◆ **Set task**:
In the listing below, count the lines containing the string "color" and state only the number.

◆ **Material to process**:
┄┄┄┄┄┄┄┄┄┄┄┄┄┄┄┄┄┄┄┄

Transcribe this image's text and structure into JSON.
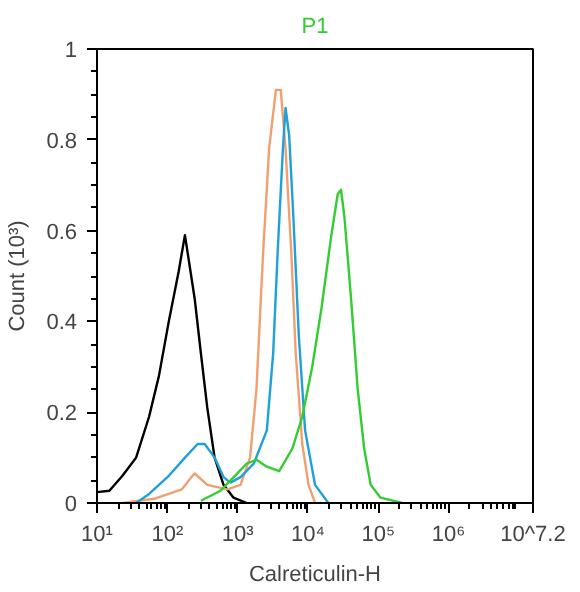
{
  "chart_data": {
    "type": "line",
    "title": "P1",
    "xlabel": "Calreticulin-H",
    "ylabel": "Count (10³)",
    "log": "x",
    "grid": false,
    "marker": "none",
    "line_style": "solid",
    "xlim": [
      10,
      15848932
    ],
    "ylim": [
      0,
      1
    ],
    "xticks": [
      {
        "value": 10,
        "label": "10¹"
      },
      {
        "value": 100,
        "label": "10²"
      },
      {
        "value": 1000,
        "label": "10³"
      },
      {
        "value": 10000,
        "label": "10⁴"
      },
      {
        "value": 100000,
        "label": "10⁵"
      },
      {
        "value": 1000000,
        "label": "10⁶"
      },
      {
        "value": 15848932,
        "label": "10^7.2"
      }
    ],
    "yticks": [
      0,
      0.2,
      0.4,
      0.6,
      0.8,
      1
    ],
    "series": [
      {
        "color": "#000000",
        "x": [
          10,
          15,
          23,
          36,
          55,
          76,
          105,
          145,
          178,
          245,
          300,
          370,
          470,
          630,
          870,
          1350
        ],
        "values": [
          0.024,
          0.027,
          0.06,
          0.1,
          0.19,
          0.28,
          0.4,
          0.51,
          0.59,
          0.45,
          0.33,
          0.21,
          0.1,
          0.04,
          0.012,
          0
        ]
      },
      {
        "color": "#f0a070",
        "x": [
          23,
          68,
          160,
          220,
          245,
          370,
          710,
          1100,
          1500,
          1850,
          2300,
          2800,
          3500,
          4100,
          4800,
          5800,
          6700,
          8300,
          10200,
          12600
        ],
        "values": [
          0,
          0.01,
          0.03,
          0.057,
          0.065,
          0.04,
          0.03,
          0.04,
          0.1,
          0.25,
          0.55,
          0.78,
          0.91,
          0.91,
          0.78,
          0.55,
          0.33,
          0.13,
          0.04,
          0
        ]
      },
      {
        "color": "#1ea0d8",
        "x": [
          36,
          55,
          105,
          178,
          270,
          340,
          470,
          630,
          790,
          1100,
          1700,
          2600,
          3200,
          3700,
          4400,
          4800,
          5400,
          6200,
          7400,
          9100,
          12600,
          19500
        ],
        "values": [
          0,
          0.02,
          0.06,
          0.1,
          0.13,
          0.13,
          0.1,
          0.057,
          0.045,
          0.057,
          0.087,
          0.16,
          0.33,
          0.55,
          0.78,
          0.87,
          0.81,
          0.63,
          0.37,
          0.16,
          0.04,
          0
        ]
      },
      {
        "color": "#33cc33",
        "x": [
          300,
          570,
          880,
          1350,
          1850,
          2600,
          3900,
          6000,
          8300,
          11500,
          15600,
          21500,
          26500,
          29500,
          33000,
          41000,
          51000,
          63000,
          78000,
          107000,
          220000
        ],
        "values": [
          0.005,
          0.027,
          0.057,
          0.087,
          0.095,
          0.08,
          0.07,
          0.12,
          0.19,
          0.3,
          0.43,
          0.59,
          0.68,
          0.69,
          0.63,
          0.45,
          0.25,
          0.12,
          0.04,
          0.012,
          0
        ]
      }
    ]
  }
}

┄┄┄┄┄┄┄┄┄┄┄┄┄┄┄┄┄┄┄┄

◆ **Task output**:
4